Read the records below. Copy each line where the string "JSON" occurs.

■ DATASET ROWS
◇ ◇ ◇
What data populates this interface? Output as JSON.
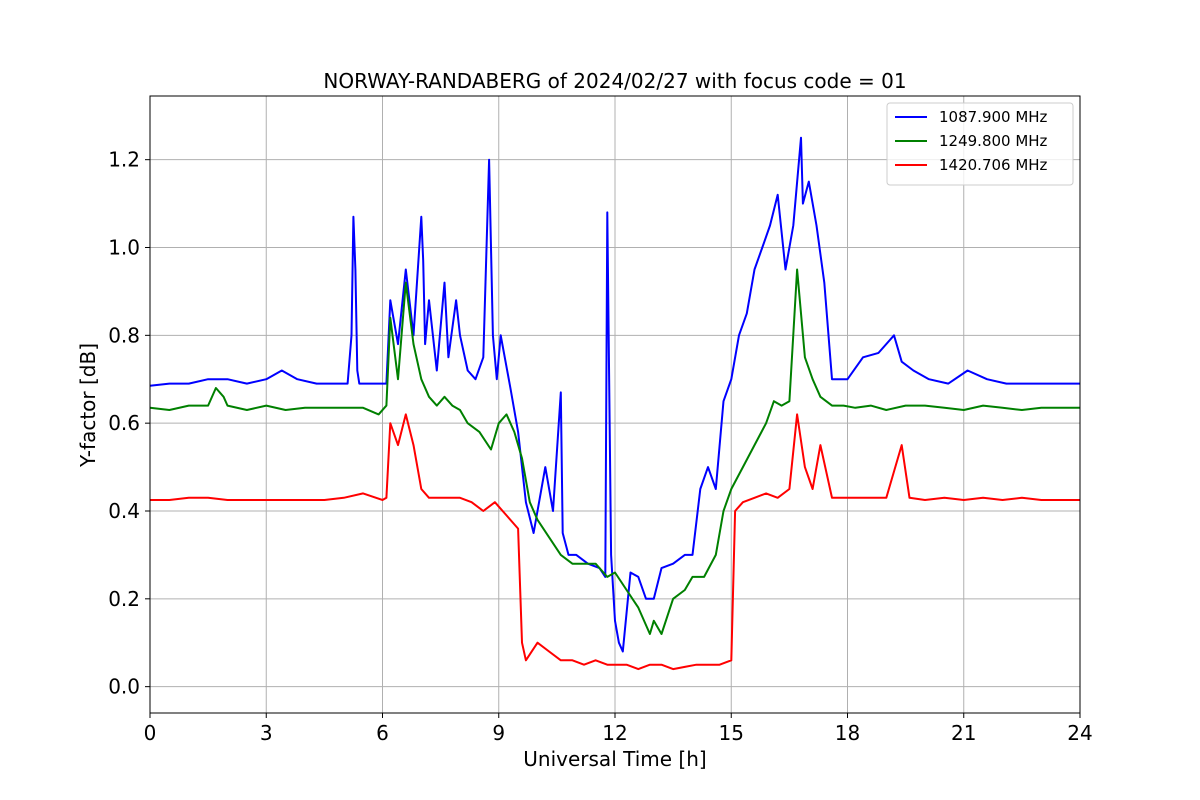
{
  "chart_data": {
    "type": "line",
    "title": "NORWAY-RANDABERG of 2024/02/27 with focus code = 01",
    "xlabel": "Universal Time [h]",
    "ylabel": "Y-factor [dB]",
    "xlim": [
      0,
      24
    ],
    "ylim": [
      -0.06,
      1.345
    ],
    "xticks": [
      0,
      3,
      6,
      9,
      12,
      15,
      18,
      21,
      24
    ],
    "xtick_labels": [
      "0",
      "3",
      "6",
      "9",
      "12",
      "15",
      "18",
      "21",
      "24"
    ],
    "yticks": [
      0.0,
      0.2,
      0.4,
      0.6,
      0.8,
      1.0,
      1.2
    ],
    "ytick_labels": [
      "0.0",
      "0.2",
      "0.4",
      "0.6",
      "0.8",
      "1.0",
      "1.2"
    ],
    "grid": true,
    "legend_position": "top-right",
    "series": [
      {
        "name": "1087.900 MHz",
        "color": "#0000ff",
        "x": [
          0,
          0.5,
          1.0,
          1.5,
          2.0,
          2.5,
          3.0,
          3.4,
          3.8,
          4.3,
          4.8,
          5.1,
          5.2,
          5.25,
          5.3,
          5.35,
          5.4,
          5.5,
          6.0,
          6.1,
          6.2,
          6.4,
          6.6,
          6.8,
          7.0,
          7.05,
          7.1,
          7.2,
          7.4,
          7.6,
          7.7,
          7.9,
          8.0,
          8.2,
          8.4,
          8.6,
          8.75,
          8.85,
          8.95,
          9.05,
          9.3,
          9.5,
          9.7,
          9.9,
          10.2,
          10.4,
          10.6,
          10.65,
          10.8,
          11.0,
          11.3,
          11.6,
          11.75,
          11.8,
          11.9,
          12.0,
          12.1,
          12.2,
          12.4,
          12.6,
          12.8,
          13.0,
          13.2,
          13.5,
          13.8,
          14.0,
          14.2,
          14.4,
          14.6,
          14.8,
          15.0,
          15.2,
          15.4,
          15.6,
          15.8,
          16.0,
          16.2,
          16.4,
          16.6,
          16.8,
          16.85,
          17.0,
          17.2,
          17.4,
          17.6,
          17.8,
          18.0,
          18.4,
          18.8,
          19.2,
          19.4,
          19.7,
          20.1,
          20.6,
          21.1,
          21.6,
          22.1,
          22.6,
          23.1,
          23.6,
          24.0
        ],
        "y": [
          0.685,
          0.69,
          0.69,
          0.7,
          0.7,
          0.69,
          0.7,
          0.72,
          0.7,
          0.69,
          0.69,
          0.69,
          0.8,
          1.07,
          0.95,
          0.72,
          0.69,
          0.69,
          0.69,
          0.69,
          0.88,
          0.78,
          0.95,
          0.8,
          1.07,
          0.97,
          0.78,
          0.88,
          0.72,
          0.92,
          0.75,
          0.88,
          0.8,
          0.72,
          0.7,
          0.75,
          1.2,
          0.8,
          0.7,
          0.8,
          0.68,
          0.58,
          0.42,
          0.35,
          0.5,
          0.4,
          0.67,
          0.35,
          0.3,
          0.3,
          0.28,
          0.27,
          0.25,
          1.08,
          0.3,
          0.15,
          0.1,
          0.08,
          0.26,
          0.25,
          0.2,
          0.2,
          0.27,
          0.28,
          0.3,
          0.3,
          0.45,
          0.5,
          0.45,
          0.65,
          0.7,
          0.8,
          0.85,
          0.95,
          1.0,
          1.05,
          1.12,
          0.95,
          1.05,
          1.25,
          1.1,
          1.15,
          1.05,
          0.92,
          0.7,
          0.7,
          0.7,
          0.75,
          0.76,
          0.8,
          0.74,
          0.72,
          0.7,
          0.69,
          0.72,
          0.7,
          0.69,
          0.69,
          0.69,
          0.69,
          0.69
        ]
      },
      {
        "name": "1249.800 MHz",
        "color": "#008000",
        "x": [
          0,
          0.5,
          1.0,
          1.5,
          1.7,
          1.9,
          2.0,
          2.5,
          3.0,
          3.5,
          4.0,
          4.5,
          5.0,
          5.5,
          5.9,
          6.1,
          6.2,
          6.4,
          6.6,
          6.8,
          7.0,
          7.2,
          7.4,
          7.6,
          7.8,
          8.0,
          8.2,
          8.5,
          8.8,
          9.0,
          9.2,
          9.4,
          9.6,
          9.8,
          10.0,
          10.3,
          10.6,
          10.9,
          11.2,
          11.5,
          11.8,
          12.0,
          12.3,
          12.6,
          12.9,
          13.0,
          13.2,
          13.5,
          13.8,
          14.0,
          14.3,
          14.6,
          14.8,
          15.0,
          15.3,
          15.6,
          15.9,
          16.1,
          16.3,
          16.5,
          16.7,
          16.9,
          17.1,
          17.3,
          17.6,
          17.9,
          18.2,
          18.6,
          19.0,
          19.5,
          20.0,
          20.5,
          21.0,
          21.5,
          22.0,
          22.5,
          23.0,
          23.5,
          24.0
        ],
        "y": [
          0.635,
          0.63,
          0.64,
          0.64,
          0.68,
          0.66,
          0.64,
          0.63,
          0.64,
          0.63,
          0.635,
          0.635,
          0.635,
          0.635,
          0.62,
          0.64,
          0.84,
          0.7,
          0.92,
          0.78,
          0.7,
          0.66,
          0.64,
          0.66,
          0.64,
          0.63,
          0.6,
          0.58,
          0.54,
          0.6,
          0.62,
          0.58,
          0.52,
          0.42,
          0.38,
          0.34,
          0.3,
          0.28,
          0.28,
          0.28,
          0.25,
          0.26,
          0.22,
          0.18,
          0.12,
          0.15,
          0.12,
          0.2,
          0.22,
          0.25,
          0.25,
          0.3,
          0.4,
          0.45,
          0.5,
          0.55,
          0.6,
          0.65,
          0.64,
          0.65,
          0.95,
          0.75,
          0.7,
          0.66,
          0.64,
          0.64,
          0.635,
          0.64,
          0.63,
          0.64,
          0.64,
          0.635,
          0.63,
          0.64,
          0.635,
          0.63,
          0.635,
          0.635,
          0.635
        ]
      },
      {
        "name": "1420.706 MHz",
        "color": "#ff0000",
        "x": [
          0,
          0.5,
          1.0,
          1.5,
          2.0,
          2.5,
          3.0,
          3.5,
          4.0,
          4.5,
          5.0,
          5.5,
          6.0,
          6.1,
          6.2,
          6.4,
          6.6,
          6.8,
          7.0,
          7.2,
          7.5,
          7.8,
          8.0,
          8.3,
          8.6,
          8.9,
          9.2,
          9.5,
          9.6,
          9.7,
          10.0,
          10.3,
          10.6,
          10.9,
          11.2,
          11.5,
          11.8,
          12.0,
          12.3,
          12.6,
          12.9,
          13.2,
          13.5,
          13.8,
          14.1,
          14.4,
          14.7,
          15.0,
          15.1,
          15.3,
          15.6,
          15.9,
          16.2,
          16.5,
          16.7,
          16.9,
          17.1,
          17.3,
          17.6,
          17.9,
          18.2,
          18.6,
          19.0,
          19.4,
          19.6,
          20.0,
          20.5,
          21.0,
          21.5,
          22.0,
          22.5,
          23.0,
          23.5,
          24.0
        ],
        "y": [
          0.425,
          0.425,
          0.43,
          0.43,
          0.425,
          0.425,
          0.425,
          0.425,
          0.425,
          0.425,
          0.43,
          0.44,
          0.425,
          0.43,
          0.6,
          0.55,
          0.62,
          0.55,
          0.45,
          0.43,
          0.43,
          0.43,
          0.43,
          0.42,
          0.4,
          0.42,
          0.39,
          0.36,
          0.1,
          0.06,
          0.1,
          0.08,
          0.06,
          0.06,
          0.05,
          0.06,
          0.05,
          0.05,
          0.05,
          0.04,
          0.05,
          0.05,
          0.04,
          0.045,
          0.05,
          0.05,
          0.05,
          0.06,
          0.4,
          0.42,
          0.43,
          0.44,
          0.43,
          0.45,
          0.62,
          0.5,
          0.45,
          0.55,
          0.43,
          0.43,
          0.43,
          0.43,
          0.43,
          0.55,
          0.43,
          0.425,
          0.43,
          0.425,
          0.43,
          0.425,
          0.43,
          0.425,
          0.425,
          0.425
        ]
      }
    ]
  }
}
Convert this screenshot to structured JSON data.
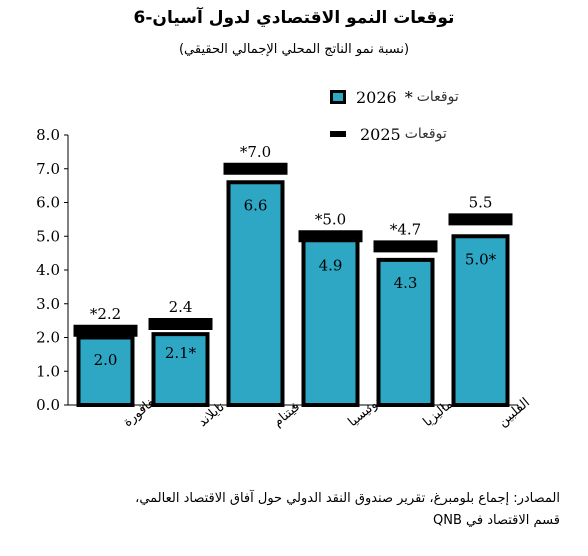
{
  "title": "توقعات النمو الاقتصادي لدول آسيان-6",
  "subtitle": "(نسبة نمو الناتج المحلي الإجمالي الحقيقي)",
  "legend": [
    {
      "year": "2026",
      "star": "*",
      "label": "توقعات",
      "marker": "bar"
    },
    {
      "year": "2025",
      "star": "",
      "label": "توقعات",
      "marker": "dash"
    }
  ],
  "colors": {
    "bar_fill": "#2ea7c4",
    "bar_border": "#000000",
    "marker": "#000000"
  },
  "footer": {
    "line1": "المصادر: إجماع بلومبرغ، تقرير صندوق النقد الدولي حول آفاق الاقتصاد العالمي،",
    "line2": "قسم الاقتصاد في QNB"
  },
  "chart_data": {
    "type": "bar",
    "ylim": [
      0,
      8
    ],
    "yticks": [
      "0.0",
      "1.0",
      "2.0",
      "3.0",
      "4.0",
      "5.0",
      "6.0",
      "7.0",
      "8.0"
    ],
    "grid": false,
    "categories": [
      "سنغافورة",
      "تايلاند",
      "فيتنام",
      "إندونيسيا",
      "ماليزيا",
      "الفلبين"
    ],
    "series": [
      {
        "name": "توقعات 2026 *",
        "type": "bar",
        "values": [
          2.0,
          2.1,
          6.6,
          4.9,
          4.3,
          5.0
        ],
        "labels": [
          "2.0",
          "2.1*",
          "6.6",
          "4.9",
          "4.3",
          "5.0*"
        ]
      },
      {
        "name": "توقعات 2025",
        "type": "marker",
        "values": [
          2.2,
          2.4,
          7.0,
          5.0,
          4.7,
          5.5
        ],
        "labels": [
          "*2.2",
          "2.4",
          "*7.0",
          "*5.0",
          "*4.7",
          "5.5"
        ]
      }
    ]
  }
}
◇ ◇ ◇
■ REPLY TO THE EXERCISE
What data populates this interface? Output as JSON.
Convert this screenshot to structured JSON data.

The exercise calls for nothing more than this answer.